— Records shown —
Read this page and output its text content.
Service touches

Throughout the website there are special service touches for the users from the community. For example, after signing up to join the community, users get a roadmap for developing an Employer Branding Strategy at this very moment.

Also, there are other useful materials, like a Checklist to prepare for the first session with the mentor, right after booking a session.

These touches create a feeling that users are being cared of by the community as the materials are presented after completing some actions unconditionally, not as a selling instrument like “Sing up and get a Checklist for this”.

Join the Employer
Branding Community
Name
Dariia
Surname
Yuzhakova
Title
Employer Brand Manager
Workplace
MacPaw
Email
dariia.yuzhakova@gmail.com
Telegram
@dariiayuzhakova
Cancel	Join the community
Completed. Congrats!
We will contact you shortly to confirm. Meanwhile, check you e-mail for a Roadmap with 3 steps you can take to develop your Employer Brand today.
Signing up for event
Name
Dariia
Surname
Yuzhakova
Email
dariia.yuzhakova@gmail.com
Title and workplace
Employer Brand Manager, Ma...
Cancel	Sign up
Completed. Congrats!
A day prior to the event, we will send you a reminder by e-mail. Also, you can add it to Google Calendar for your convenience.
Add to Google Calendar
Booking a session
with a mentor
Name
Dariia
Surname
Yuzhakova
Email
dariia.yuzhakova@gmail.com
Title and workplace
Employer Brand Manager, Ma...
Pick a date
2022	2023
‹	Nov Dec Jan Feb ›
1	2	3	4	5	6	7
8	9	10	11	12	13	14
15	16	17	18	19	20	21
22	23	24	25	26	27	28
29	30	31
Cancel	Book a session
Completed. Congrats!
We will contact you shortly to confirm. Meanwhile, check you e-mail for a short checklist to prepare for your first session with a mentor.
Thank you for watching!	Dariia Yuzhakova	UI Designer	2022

— Task to complete —
Repeat the material word for word, in full.

— The answer —
Read this page and output its text content.
Service touches

Throughout the website there are special service touches for the users from the community. For example, after signing up to join the community, users get a roadmap for developing an Employer Branding Strategy at this very moment.

Also, there are other useful materials, like a Checklist to prepare for the first session with the mentor, right after booking a session.

These touches create a feeling that users are being cared of by the community as the materials are presented after completing some actions unconditionally, not as a selling instrument like “Sing up and get a Checklist for this”.

Join the Employer
Branding Community
Name
Dariia
Surname
Yuzhakova
Title
Employer Brand Manager
Workplace
MacPaw
Email
dariia.yuzhakova@gmail.com
Telegram
@dariiayuzhakova
Cancel	Join the community
Completed. Congrats!
We will contact you shortly to confirm. Meanwhile, check you e-mail for a Roadmap with 3 steps you can take to develop your Employer Brand today.
Signing up for event
Name
Dariia
Surname
Yuzhakova
Email
dariia.yuzhakova@gmail.com
Title and workplace
Employer Brand Manager, Ma...
Cancel	Sign up
Completed. Congrats!
A day prior to the event, we will send you a reminder by e-mail. Also, you can add it to Google Calendar for your convenience.
Add to Google Calendar
Booking a session
with a mentor
Name
Dariia
Surname
Yuzhakova
Email
dariia.yuzhakova@gmail.com
Title and workplace
Employer Brand Manager, Ma...
Pick a date
2022	2023
‹	Nov Dec Jan Feb ›
1	2	3	4	5	6	7
8	9	10	11	12	13	14
15	16	17	18	19	20	21
22	23	24	25	26	27	28
29	30	31
Cancel	Book a session
Completed. Congrats!
We will contact you shortly to confirm. Meanwhile, check you e-mail for a short checklist to prepare for your first session with a mentor.
Thank you for watching!	Dariia Yuzhakova	UI Designer	2022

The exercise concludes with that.